• **Supplied material**
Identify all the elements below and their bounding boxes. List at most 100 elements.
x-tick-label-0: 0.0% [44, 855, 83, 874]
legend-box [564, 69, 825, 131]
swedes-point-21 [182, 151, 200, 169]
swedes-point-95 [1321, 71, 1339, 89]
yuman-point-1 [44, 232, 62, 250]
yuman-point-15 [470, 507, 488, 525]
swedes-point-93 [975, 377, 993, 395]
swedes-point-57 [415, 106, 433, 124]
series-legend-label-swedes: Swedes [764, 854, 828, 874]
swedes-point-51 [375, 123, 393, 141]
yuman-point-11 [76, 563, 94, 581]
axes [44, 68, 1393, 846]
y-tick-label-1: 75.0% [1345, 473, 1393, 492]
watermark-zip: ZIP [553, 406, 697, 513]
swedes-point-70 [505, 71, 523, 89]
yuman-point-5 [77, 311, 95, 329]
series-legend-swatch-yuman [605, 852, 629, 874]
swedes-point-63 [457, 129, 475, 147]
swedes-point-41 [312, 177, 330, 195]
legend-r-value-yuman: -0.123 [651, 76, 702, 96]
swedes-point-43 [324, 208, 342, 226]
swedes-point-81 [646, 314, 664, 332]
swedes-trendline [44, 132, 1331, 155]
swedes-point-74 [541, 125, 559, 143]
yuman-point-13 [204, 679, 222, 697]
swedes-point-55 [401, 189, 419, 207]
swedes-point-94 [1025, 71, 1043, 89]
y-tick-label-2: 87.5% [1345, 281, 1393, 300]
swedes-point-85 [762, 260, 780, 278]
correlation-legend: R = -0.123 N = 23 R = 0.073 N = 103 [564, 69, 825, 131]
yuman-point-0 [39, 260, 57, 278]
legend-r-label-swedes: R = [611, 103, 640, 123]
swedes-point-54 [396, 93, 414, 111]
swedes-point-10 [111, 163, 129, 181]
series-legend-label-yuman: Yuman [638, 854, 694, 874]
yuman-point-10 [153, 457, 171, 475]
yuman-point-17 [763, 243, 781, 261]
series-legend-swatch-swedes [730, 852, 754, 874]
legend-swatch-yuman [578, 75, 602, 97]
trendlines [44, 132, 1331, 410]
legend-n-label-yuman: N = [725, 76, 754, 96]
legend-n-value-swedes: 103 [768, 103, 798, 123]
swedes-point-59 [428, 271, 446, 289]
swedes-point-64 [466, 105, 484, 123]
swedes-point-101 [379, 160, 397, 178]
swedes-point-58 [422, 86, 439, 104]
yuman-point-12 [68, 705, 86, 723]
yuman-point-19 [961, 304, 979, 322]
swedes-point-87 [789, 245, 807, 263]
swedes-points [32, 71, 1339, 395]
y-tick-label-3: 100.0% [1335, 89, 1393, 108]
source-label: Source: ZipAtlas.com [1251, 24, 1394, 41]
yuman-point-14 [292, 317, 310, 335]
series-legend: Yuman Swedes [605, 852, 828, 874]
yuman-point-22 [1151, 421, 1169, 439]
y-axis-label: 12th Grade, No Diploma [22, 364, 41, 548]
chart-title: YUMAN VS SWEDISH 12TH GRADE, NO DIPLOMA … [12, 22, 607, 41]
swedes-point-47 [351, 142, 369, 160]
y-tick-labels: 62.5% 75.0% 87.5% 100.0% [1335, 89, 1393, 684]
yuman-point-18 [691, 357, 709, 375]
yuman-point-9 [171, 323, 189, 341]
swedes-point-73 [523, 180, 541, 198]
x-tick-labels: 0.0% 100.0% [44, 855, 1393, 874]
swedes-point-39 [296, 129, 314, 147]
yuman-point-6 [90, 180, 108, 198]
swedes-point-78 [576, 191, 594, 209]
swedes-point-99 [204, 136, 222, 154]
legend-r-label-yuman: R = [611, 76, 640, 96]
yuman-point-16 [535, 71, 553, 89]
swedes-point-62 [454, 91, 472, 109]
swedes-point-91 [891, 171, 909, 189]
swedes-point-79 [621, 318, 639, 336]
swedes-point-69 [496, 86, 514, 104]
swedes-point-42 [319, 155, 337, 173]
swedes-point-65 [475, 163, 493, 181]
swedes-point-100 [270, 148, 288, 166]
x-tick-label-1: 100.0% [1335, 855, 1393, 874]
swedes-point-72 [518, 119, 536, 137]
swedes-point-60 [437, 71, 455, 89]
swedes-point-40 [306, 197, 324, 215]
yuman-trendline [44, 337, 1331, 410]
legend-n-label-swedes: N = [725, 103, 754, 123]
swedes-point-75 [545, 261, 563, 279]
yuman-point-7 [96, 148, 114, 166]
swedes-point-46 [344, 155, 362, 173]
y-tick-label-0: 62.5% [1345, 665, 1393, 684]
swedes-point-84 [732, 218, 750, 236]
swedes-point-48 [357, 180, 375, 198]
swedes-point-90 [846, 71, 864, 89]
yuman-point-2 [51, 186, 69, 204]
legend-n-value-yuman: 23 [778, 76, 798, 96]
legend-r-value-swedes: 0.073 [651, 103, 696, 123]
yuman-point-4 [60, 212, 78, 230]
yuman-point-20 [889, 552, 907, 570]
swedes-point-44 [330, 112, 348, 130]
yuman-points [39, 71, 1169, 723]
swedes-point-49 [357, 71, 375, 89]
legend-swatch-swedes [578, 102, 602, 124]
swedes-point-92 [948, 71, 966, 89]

• **Task instructions**
Lay out every line of the records above as a numbered list, skipping any blank lines.

• **Worked solution**
1. Identify all the elements below and their bounding boxes. List at most 100 elements.
2. x-tick-label-0: 0.0% [44, 855, 83, 874]
3. legend-box [564, 69, 825, 131]
4. swedes-point-21 [182, 151, 200, 169]
5. swedes-point-95 [1321, 71, 1339, 89]
6. yuman-point-1 [44, 232, 62, 250]
7. yuman-point-15 [470, 507, 488, 525]
8. swedes-point-93 [975, 377, 993, 395]
9. swedes-point-57 [415, 106, 433, 124]
10. series-legend-label-swedes: Swedes [764, 854, 828, 874]
11. swedes-point-51 [375, 123, 393, 141]
12. yuman-point-11 [76, 563, 94, 581]
13. axes [44, 68, 1393, 846]
14. y-tick-label-1: 75.0% [1345, 473, 1393, 492]
15. watermark-zip: ZIP [553, 406, 697, 513]
16. swedes-point-70 [505, 71, 523, 89]
17. yuman-point-5 [77, 311, 95, 329]
18. series-legend-swatch-yuman [605, 852, 629, 874]
19. swedes-point-63 [457, 129, 475, 147]
20. swedes-point-41 [312, 177, 330, 195]
21. legend-r-value-yuman: -0.123 [651, 76, 702, 96]
22. swedes-point-43 [324, 208, 342, 226]
23. swedes-point-81 [646, 314, 664, 332]
24. swedes-trendline [44, 132, 1331, 155]
25. swedes-point-74 [541, 125, 559, 143]
26. yuman-point-13 [204, 679, 222, 697]
27. swedes-point-55 [401, 189, 419, 207]
28. swedes-point-94 [1025, 71, 1043, 89]
29. y-tick-label-2: 87.5% [1345, 281, 1393, 300]
30. swedes-point-85 [762, 260, 780, 278]
31. correlation-legend: R = -0.123 N = 23 R = 0.073 N = 103 [564, 69, 825, 131]
32. yuman-point-0 [39, 260, 57, 278]
33. legend-r-label-swedes: R = [611, 103, 640, 123]
34. swedes-point-54 [396, 93, 414, 111]
35. swedes-point-10 [111, 163, 129, 181]
36. series-legend-label-yuman: Yuman [638, 854, 694, 874]
37. yuman-point-10 [153, 457, 171, 475]
38. yuman-point-17 [763, 243, 781, 261]
39. series-legend-swatch-swedes [730, 852, 754, 874]
40. legend-swatch-yuman [578, 75, 602, 97]
41. trendlines [44, 132, 1331, 410]
42. legend-n-label-yuman: N = [725, 76, 754, 96]
43. legend-n-value-swedes: 103 [768, 103, 798, 123]
44. swedes-point-59 [428, 271, 446, 289]
45. swedes-point-64 [466, 105, 484, 123]
46. swedes-point-101 [379, 160, 397, 178]
47. swedes-point-58 [422, 86, 439, 104]
48. yuman-point-12 [68, 705, 86, 723]
49. yuman-point-19 [961, 304, 979, 322]
50. swedes-point-87 [789, 245, 807, 263]
51. swedes-points [32, 71, 1339, 395]
52. y-tick-label-3: 100.0% [1335, 89, 1393, 108]
53. source-label: Source: ZipAtlas.com [1251, 24, 1394, 41]
54. yuman-point-14 [292, 317, 310, 335]
55. series-legend: Yuman Swedes [605, 852, 828, 874]
56. yuman-point-22 [1151, 421, 1169, 439]
57. y-axis-label: 12th Grade, No Diploma [22, 364, 41, 548]
58. chart-title: YUMAN VS SWEDISH 12TH GRADE, NO DIPLOMA … [12, 22, 607, 41]
59. swedes-point-47 [351, 142, 369, 160]
60. y-tick-labels: 62.5% 75.0% 87.5% 100.0% [1335, 89, 1393, 684]
61. yuman-point-18 [691, 357, 709, 375]
62. yuman-point-9 [171, 323, 189, 341]
63. swedes-point-73 [523, 180, 541, 198]
64. x-tick-labels: 0.0% 100.0% [44, 855, 1393, 874]
65. swedes-point-39 [296, 129, 314, 147]
66. yuman-point-6 [90, 180, 108, 198]
67. swedes-point-78 [576, 191, 594, 209]
68. swedes-point-99 [204, 136, 222, 154]
69. legend-r-label-yuman: R = [611, 76, 640, 96]
70. yuman-point-16 [535, 71, 553, 89]
71. swedes-point-62 [454, 91, 472, 109]
72. swedes-point-91 [891, 171, 909, 189]
73. swedes-point-79 [621, 318, 639, 336]
74. swedes-point-69 [496, 86, 514, 104]
75. swedes-point-42 [319, 155, 337, 173]
76. swedes-point-65 [475, 163, 493, 181]
77. swedes-point-100 [270, 148, 288, 166]
78. x-tick-label-1: 100.0% [1335, 855, 1393, 874]
79. swedes-point-72 [518, 119, 536, 137]
80. swedes-point-60 [437, 71, 455, 89]
81. swedes-point-40 [306, 197, 324, 215]
82. yuman-trendline [44, 337, 1331, 410]
83. legend-n-label-swedes: N = [725, 103, 754, 123]
84. swedes-point-75 [545, 261, 563, 279]
85. yuman-point-7 [96, 148, 114, 166]
86. swedes-point-46 [344, 155, 362, 173]
87. y-tick-label-0: 62.5% [1345, 665, 1393, 684]
88. swedes-point-84 [732, 218, 750, 236]
89. swedes-point-48 [357, 180, 375, 198]
90. swedes-point-90 [846, 71, 864, 89]
91. yuman-point-2 [51, 186, 69, 204]
92. legend-n-value-yuman: 23 [778, 76, 798, 96]
93. legend-r-value-swedes: 0.073 [651, 103, 696, 123]
94. yuman-point-4 [60, 212, 78, 230]
95. yuman-point-20 [889, 552, 907, 570]
96. swedes-point-44 [330, 112, 348, 130]
97. yuman-points [39, 71, 1169, 723]
98. swedes-point-49 [357, 71, 375, 89]
99. legend-swatch-swedes [578, 102, 602, 124]
100. swedes-point-92 [948, 71, 966, 89]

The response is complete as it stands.